§ **SHORT EXERCISE**: Transcribe the material in full, exactly as written.

[Saved data entries]
◆ ◆ ◆ ◆ ◆ ◆ ◆

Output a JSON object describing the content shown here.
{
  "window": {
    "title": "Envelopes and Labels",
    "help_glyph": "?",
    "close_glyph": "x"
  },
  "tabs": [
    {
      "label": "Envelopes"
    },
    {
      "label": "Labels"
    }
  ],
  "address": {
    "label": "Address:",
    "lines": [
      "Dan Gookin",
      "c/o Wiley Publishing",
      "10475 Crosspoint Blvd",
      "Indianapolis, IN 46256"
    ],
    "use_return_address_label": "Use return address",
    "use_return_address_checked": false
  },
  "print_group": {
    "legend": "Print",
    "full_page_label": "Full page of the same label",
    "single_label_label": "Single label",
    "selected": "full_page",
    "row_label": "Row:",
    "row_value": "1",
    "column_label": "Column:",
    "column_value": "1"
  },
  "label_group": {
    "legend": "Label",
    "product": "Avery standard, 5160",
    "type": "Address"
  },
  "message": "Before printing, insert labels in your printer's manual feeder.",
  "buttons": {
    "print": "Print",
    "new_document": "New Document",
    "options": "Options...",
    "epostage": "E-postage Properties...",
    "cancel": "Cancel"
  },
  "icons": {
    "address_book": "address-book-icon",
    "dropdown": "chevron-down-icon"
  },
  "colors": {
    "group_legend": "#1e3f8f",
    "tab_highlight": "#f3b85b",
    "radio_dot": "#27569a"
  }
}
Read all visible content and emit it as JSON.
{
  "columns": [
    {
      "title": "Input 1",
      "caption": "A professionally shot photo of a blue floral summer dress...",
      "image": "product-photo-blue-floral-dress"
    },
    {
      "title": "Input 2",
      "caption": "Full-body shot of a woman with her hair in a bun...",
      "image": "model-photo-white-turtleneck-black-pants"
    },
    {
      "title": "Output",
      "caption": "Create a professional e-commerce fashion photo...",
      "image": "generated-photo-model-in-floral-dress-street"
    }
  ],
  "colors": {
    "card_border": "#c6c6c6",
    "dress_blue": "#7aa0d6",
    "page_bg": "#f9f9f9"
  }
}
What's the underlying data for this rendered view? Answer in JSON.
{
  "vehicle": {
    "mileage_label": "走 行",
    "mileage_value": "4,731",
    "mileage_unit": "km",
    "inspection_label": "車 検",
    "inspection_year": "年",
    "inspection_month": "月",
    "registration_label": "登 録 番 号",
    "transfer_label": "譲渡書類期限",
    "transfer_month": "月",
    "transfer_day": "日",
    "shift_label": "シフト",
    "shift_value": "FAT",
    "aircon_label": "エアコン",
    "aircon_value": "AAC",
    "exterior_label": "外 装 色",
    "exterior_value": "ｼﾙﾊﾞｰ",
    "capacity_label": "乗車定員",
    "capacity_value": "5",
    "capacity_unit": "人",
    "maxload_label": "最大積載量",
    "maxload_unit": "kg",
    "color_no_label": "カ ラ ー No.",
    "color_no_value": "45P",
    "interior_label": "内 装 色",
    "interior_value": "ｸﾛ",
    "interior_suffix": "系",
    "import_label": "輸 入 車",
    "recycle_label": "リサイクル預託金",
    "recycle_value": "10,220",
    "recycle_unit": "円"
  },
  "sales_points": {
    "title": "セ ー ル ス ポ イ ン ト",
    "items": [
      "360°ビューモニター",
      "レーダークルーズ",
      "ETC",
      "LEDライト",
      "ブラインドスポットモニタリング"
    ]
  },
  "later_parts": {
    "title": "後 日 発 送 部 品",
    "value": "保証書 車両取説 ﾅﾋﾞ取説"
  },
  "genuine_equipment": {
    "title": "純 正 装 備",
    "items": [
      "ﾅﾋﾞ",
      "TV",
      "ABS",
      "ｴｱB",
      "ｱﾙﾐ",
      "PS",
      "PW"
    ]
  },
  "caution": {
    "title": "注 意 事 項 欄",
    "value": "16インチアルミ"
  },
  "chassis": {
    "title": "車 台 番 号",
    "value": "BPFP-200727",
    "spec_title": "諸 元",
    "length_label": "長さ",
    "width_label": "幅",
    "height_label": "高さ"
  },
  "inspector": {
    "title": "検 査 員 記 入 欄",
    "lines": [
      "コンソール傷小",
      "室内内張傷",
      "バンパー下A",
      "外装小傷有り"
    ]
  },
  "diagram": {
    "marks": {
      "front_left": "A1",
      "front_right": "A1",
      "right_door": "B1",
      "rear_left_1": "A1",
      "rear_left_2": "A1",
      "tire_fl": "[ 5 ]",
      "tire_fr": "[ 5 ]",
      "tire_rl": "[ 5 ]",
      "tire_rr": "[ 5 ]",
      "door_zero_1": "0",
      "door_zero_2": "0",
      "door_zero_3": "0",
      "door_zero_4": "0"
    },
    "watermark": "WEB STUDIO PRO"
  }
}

◆ ◆ ◆ ◆ ◆ ◆ ◆

§ **PROBLEM SOLUTION**:
Output a JSON object describing the content shown here.
{
  "window": {
    "title": "Envelopes and Labels",
    "help_glyph": "?",
    "close_glyph": "x"
  },
  "tabs": [
    {
      "label": "Envelopes"
    },
    {
      "label": "Labels"
    }
  ],
  "address": {
    "label": "Address:",
    "lines": [
      "Dan Gookin",
      "c/o Wiley Publishing",
      "10475 Crosspoint Blvd",
      "Indianapolis, IN 46256"
    ],
    "use_return_address_label": "Use return address",
    "use_return_address_checked": false
  },
  "print_group": {
    "legend": "Print",
    "full_page_label": "Full page of the same label",
    "single_label_label": "Single label",
    "selected": "full_page",
    "row_label": "Row:",
    "row_value": "1",
    "column_label": "Column:",
    "column_value": "1"
  },
  "label_group": {
    "legend": "Label",
    "product": "Avery standard, 5160",
    "type": "Address"
  },
  "message": "Before printing, insert labels in your printer's manual feeder.",
  "buttons": {
    "print": "Print",
    "new_document": "New Document",
    "options": "Options...",
    "epostage": "E-postage Properties...",
    "cancel": "Cancel"
  },
  "icons": {
    "address_book": "address-book-icon",
    "dropdown": "chevron-down-icon"
  },
  "colors": {
    "group_legend": "#1e3f8f",
    "tab_highlight": "#f3b85b",
    "radio_dot": "#27569a"
  }
}
Read all visible content and emit it as JSON.
{
  "columns": [
    {
      "title": "Input 1",
      "caption": "A professionally shot photo of a blue floral summer dress...",
      "image": "product-photo-blue-floral-dress"
    },
    {
      "title": "Input 2",
      "caption": "Full-body shot of a woman with her hair in a bun...",
      "image": "model-photo-white-turtleneck-black-pants"
    },
    {
      "title": "Output",
      "caption": "Create a professional e-commerce fashion photo...",
      "image": "generated-photo-model-in-floral-dress-street"
    }
  ],
  "colors": {
    "card_border": "#c6c6c6",
    "dress_blue": "#7aa0d6",
    "page_bg": "#f9f9f9"
  }
}
What's the underlying data for this rendered view? Answer in JSON.
{
  "vehicle": {
    "mileage_label": "走 行",
    "mileage_value": "4,731",
    "mileage_unit": "km",
    "inspection_label": "車 検",
    "inspection_year": "年",
    "inspection_month": "月",
    "registration_label": "登 録 番 号",
    "transfer_label": "譲渡書類期限",
    "transfer_month": "月",
    "transfer_day": "日",
    "shift_label": "シフト",
    "shift_value": "FAT",
    "aircon_label": "エアコン",
    "aircon_value": "AAC",
    "exterior_label": "外 装 色",
    "exterior_value": "ｼﾙﾊﾞｰ",
    "capacity_label": "乗車定員",
    "capacity_value": "5",
    "capacity_unit": "人",
    "maxload_label": "最大積載量",
    "maxload_unit": "kg",
    "color_no_label": "カ ラ ー No.",
    "color_no_value": "45P",
    "interior_label": "内 装 色",
    "interior_value": "ｸﾛ",
    "interior_suffix": "系",
    "import_label": "輸 入 車",
    "recycle_label": "リサイクル預託金",
    "recycle_value": "10,220",
    "recycle_unit": "円"
  },
  "sales_points": {
    "title": "セ ー ル ス ポ イ ン ト",
    "items": [
      "360°ビューモニター",
      "レーダークルーズ",
      "ETC",
      "LEDライト",
      "ブラインドスポットモニタリング"
    ]
  },
  "later_parts": {
    "title": "後 日 発 送 部 品",
    "value": "保証書 車両取説 ﾅﾋﾞ取説"
  },
  "genuine_equipment": {
    "title": "純 正 装 備",
    "items": [
      "ﾅﾋﾞ",
      "TV",
      "ABS",
      "ｴｱB",
      "ｱﾙﾐ",
      "PS",
      "PW"
    ]
  },
  "caution": {
    "title": "注 意 事 項 欄",
    "value": "16インチアルミ"
  },
  "chassis": {
    "title": "車 台 番 号",
    "value": "BPFP-200727",
    "spec_title": "諸 元",
    "length_label": "長さ",
    "width_label": "幅",
    "height_label": "高さ"
  },
  "inspector": {
    "title": "検 査 員 記 入 欄",
    "lines": [
      "コンソール傷小",
      "室内内張傷",
      "バンパー下A",
      "外装小傷有り"
    ]
  },
  "diagram": {
    "marks": {
      "front_left": "A1",
      "front_right": "A1",
      "right_door": "B1",
      "rear_left_1": "A1",
      "rear_left_2": "A1",
      "tire_fl": "[ 5 ]",
      "tire_fr": "[ 5 ]",
      "tire_rl": "[ 5 ]",
      "tire_rr": "[ 5 ]",
      "door_zero_1": "0",
      "door_zero_2": "0",
      "door_zero_3": "0",
      "door_zero_4": "0"
    },
    "watermark": "WEB STUDIO PRO"
  }
}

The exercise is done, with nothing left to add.